Spatial annotation records:
◆ ◆ ◆

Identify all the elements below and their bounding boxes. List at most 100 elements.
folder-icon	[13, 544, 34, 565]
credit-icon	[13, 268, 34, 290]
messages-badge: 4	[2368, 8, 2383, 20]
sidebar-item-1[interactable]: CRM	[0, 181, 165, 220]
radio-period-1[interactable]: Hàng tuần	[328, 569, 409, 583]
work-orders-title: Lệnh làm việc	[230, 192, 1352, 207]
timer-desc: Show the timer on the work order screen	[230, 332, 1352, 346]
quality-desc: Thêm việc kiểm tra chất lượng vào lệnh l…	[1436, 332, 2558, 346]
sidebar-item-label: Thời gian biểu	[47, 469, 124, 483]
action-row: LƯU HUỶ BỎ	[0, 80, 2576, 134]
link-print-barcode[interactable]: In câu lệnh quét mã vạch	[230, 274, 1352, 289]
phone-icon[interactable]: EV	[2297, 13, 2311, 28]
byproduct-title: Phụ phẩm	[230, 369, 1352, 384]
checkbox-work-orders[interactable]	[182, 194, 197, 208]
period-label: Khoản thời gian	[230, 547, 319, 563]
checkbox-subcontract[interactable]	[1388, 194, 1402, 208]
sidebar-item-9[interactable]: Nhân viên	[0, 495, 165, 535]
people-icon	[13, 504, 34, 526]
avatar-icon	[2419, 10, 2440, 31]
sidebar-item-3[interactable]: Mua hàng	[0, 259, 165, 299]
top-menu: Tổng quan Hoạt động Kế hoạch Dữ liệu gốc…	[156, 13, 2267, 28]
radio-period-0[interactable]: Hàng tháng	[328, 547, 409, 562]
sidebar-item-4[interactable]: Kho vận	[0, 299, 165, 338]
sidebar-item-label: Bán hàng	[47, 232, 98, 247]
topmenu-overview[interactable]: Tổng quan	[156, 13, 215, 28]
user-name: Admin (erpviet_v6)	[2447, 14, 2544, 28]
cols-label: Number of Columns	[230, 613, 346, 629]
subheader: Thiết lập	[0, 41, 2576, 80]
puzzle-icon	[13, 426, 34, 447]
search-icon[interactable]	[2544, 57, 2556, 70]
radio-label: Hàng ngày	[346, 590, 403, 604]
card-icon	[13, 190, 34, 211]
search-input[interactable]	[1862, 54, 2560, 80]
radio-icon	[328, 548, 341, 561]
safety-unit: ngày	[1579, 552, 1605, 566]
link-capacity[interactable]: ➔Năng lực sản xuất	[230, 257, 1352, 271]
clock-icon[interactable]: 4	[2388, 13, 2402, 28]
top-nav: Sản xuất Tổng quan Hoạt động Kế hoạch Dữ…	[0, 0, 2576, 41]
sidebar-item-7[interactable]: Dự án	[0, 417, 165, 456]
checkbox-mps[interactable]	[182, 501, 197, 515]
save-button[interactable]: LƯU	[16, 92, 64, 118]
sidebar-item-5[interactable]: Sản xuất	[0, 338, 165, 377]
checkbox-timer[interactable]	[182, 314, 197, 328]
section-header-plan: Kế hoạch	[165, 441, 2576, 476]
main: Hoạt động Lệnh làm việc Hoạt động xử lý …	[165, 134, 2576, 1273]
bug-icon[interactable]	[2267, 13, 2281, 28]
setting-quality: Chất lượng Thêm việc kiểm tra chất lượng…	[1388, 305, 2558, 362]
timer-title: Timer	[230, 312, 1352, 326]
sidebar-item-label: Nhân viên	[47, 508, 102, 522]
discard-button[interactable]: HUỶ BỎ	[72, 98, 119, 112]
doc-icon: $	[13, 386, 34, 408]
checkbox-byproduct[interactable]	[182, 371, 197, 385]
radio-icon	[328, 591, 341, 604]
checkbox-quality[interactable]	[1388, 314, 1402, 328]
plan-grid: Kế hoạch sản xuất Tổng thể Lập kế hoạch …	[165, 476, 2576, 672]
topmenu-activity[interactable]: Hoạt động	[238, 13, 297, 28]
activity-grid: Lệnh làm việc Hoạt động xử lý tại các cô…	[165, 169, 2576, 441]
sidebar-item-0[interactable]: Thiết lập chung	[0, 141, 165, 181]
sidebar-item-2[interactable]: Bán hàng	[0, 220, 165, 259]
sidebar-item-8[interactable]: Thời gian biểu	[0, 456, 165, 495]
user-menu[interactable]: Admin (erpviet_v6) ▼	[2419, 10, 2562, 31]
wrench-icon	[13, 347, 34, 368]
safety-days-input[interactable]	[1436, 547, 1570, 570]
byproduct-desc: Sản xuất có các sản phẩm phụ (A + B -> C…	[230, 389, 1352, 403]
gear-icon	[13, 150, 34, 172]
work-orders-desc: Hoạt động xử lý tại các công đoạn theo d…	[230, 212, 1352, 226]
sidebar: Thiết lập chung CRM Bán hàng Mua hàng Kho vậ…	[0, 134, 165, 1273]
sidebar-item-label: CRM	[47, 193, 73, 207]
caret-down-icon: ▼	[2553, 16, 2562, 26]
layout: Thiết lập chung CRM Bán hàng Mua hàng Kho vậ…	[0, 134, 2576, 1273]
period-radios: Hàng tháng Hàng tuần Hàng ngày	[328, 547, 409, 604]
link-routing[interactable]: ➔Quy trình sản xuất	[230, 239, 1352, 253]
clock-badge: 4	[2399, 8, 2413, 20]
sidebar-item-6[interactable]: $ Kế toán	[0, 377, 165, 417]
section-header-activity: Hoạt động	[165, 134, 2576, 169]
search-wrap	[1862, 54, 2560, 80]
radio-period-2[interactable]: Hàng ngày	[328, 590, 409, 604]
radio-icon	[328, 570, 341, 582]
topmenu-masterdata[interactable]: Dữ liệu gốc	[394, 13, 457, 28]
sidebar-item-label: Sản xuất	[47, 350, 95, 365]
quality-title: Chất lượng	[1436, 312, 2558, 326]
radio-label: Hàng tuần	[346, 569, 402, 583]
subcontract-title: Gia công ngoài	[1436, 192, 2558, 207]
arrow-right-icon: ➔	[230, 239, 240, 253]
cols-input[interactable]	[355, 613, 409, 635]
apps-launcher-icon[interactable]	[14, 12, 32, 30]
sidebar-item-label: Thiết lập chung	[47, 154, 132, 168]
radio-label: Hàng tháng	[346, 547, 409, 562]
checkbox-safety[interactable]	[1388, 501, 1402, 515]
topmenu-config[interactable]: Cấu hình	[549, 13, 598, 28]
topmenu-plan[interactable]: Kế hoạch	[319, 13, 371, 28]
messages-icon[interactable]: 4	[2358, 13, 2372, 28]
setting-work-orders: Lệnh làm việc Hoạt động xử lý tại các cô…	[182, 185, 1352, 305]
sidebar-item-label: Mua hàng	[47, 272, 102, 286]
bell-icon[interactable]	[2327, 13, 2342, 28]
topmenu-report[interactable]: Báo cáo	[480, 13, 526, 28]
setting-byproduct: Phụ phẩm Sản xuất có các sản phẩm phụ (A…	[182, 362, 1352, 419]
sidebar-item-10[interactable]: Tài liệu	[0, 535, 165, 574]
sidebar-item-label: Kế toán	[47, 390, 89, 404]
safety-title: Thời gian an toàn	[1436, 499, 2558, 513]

◆ ◆ ◆

## Work to be completed
Copy every line of the listing above without any change.

## Task response
Identify all the elements below and their bounding boxes. List at most 100 elements.
folder-icon	[13, 544, 34, 565]
credit-icon	[13, 268, 34, 290]
messages-badge: 4	[2368, 8, 2383, 20]
sidebar-item-1[interactable]: CRM	[0, 181, 165, 220]
radio-period-1[interactable]: Hàng tuần	[328, 569, 409, 583]
work-orders-title: Lệnh làm việc	[230, 192, 1352, 207]
timer-desc: Show the timer on the work order screen	[230, 332, 1352, 346]
quality-desc: Thêm việc kiểm tra chất lượng vào lệnh l…	[1436, 332, 2558, 346]
sidebar-item-label: Thời gian biểu	[47, 469, 124, 483]
action-row: LƯU HUỶ BỎ	[0, 80, 2576, 134]
link-print-barcode[interactable]: In câu lệnh quét mã vạch	[230, 274, 1352, 289]
phone-icon[interactable]: EV	[2297, 13, 2311, 28]
byproduct-title: Phụ phẩm	[230, 369, 1352, 384]
checkbox-work-orders[interactable]	[182, 194, 197, 208]
period-label: Khoản thời gian	[230, 547, 319, 563]
checkbox-subcontract[interactable]	[1388, 194, 1402, 208]
sidebar-item-9[interactable]: Nhân viên	[0, 495, 165, 535]
people-icon	[13, 504, 34, 526]
avatar-icon	[2419, 10, 2440, 31]
sidebar-item-3[interactable]: Mua hàng	[0, 259, 165, 299]
top-menu: Tổng quan Hoạt động Kế hoạch Dữ liệu gốc…	[156, 13, 2267, 28]
radio-period-0[interactable]: Hàng tháng	[328, 547, 409, 562]
sidebar-item-4[interactable]: Kho vận	[0, 299, 165, 338]
sidebar-item-label: Bán hàng	[47, 232, 98, 247]
topmenu-overview[interactable]: Tổng quan	[156, 13, 215, 28]
user-name: Admin (erpviet_v6)	[2447, 14, 2544, 28]
cols-label: Number of Columns	[230, 613, 346, 629]
subheader: Thiết lập	[0, 41, 2576, 80]
puzzle-icon	[13, 426, 34, 447]
search-icon[interactable]	[2544, 57, 2556, 70]
radio-label: Hàng ngày	[346, 590, 403, 604]
card-icon	[13, 190, 34, 211]
search-input[interactable]	[1862, 54, 2560, 80]
radio-icon	[328, 548, 341, 561]
safety-unit: ngày	[1579, 552, 1605, 566]
link-capacity[interactable]: ➔Năng lực sản xuất	[230, 257, 1352, 271]
clock-icon[interactable]: 4	[2388, 13, 2402, 28]
top-nav: Sản xuất Tổng quan Hoạt động Kế hoạch Dữ…	[0, 0, 2576, 41]
sidebar-item-7[interactable]: Dự án	[0, 417, 165, 456]
checkbox-mps[interactable]	[182, 501, 197, 515]
save-button[interactable]: LƯU	[16, 92, 64, 118]
sidebar-item-5[interactable]: Sản xuất	[0, 338, 165, 377]
checkbox-timer[interactable]	[182, 314, 197, 328]
section-header-plan: Kế hoạch	[165, 441, 2576, 476]
main: Hoạt động Lệnh làm việc Hoạt động xử lý …	[165, 134, 2576, 1273]
bug-icon[interactable]	[2267, 13, 2281, 28]
setting-quality: Chất lượng Thêm việc kiểm tra chất lượng…	[1388, 305, 2558, 362]
timer-title: Timer	[230, 312, 1352, 326]
sidebar-item-label: Nhân viên	[47, 508, 102, 522]
discard-button[interactable]: HUỶ BỎ	[72, 98, 119, 112]
doc-icon: $	[13, 386, 34, 408]
checkbox-byproduct[interactable]	[182, 371, 197, 385]
radio-icon	[328, 591, 341, 604]
checkbox-quality[interactable]	[1388, 314, 1402, 328]
plan-grid: Kế hoạch sản xuất Tổng thể Lập kế hoạch …	[165, 476, 2576, 672]
topmenu-activity[interactable]: Hoạt động	[238, 13, 297, 28]
activity-grid: Lệnh làm việc Hoạt động xử lý tại các cô…	[165, 169, 2576, 441]
sidebar-item-0[interactable]: Thiết lập chung	[0, 141, 165, 181]
sidebar-item-2[interactable]: Bán hàng	[0, 220, 165, 259]
sidebar-item-8[interactable]: Thời gian biểu	[0, 456, 165, 495]
user-menu[interactable]: Admin (erpviet_v6) ▼	[2419, 10, 2562, 31]
wrench-icon	[13, 347, 34, 368]
safety-days-input[interactable]	[1436, 547, 1570, 570]
byproduct-desc: Sản xuất có các sản phẩm phụ (A + B -> C…	[230, 389, 1352, 403]
gear-icon	[13, 150, 34, 172]
work-orders-desc: Hoạt động xử lý tại các công đoạn theo d…	[230, 212, 1352, 226]
sidebar: Thiết lập chung CRM Bán hàng Mua hàng Kho vậ…	[0, 134, 165, 1273]
sidebar-item-label: CRM	[47, 193, 73, 207]
caret-down-icon: ▼	[2553, 16, 2562, 26]
layout: Thiết lập chung CRM Bán hàng Mua hàng Kho vậ…	[0, 134, 2576, 1273]
period-radios: Hàng tháng Hàng tuần Hàng ngày	[328, 547, 409, 604]
link-routing[interactable]: ➔Quy trình sản xuất	[230, 239, 1352, 253]
clock-badge: 4	[2399, 8, 2413, 20]
sidebar-item-6[interactable]: $ Kế toán	[0, 377, 165, 417]
section-header-activity: Hoạt động	[165, 134, 2576, 169]
search-wrap	[1862, 54, 2560, 80]
radio-period-2[interactable]: Hàng ngày	[328, 590, 409, 604]
radio-icon	[328, 570, 341, 582]
topmenu-masterdata[interactable]: Dữ liệu gốc	[394, 13, 457, 28]
sidebar-item-label: Sản xuất	[47, 350, 95, 365]
quality-title: Chất lượng	[1436, 312, 2558, 326]
radio-label: Hàng tuần	[346, 569, 402, 583]
subcontract-title: Gia công ngoài	[1436, 192, 2558, 207]
arrow-right-icon: ➔	[230, 239, 240, 253]
cols-input[interactable]	[355, 613, 409, 635]
apps-launcher-icon[interactable]	[14, 12, 32, 30]
sidebar-item-label: Thiết lập chung	[47, 154, 132, 168]
radio-label: Hàng tháng	[346, 547, 409, 562]
checkbox-safety[interactable]	[1388, 501, 1402, 515]
topmenu-config[interactable]: Cấu hình	[549, 13, 598, 28]
topmenu-plan[interactable]: Kế hoạch	[319, 13, 371, 28]
messages-icon[interactable]: 4	[2358, 13, 2372, 28]
setting-work-orders: Lệnh làm việc Hoạt động xử lý tại các cô…	[182, 185, 1352, 305]
sidebar-item-label: Mua hàng	[47, 272, 102, 286]
bell-icon[interactable]	[2327, 13, 2342, 28]
topmenu-report[interactable]: Báo cáo	[480, 13, 526, 28]
setting-byproduct: Phụ phẩm Sản xuất có các sản phẩm phụ (A…	[182, 362, 1352, 419]
sidebar-item-10[interactable]: Tài liệu	[0, 535, 165, 574]
sidebar-item-label: Kế toán	[47, 390, 89, 404]
safety-title: Thời gian an toàn	[1436, 499, 2558, 513]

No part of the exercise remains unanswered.